### [Problem]
Of the lines in the entries, how many hold the word "distribution"? Give that number alone.

### [Input records]
-.-.-
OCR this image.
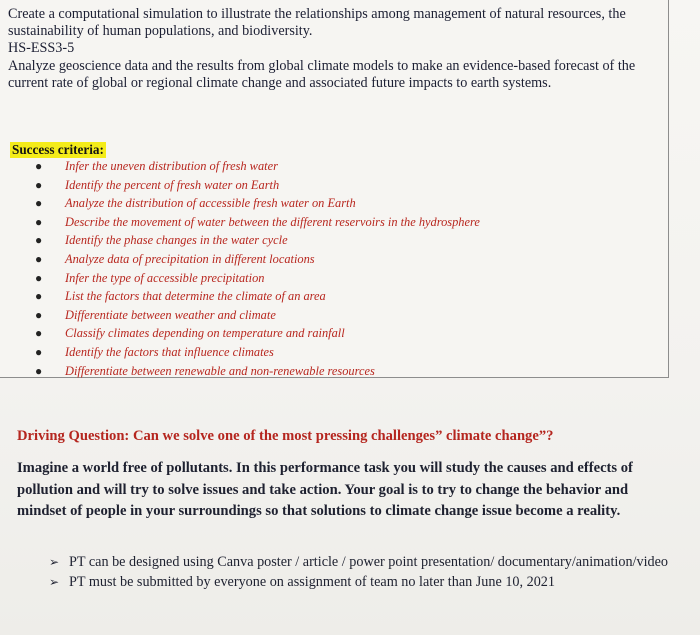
Create a computational simulation to illustrate the relationships among management of natural resources, the sustainability of human populations, and biodiversity.

HS-ESS3-5

Analyze geoscience data and the results from global climate models to make an evidence-based forecast of the current rate of global or regional climate change and associated future impacts to earth systems.

Success criteria:
● Infer the uneven distribution of fresh water
● Identify the percent of fresh water on Earth
● Analyze the distribution of accessible fresh water on Earth
● Describe the movement of water between the different reservoirs in the hydrosphere
● Identify the phase changes in the water cycle
● Analyze data of precipitation in different locations
● Infer the type of accessible precipitation
● List the factors that determine the climate of an area
● Differentiate between weather and climate
● Classify climates depending on temperature and rainfall
● Identify the factors that influence climates
● Differentiate between renewable and non-renewable resources
Driving Question: Can we solve one of the most pressing challenges” climate change”?
Imagine a world free of pollutants. In this performance task you will study the causes and effects of pollution and will try to solve issues and take action. Your goal is to try to change the behavior and mindset of people in your surroundings so that solutions to climate change issue become a reality.
➢ PT can be designed using Canva poster / article / power point presentation/ documentary/animation/video
➢ PT must be submitted by everyone on assignment of team no later than June 10, 2021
-.-.-
### [Written response]
2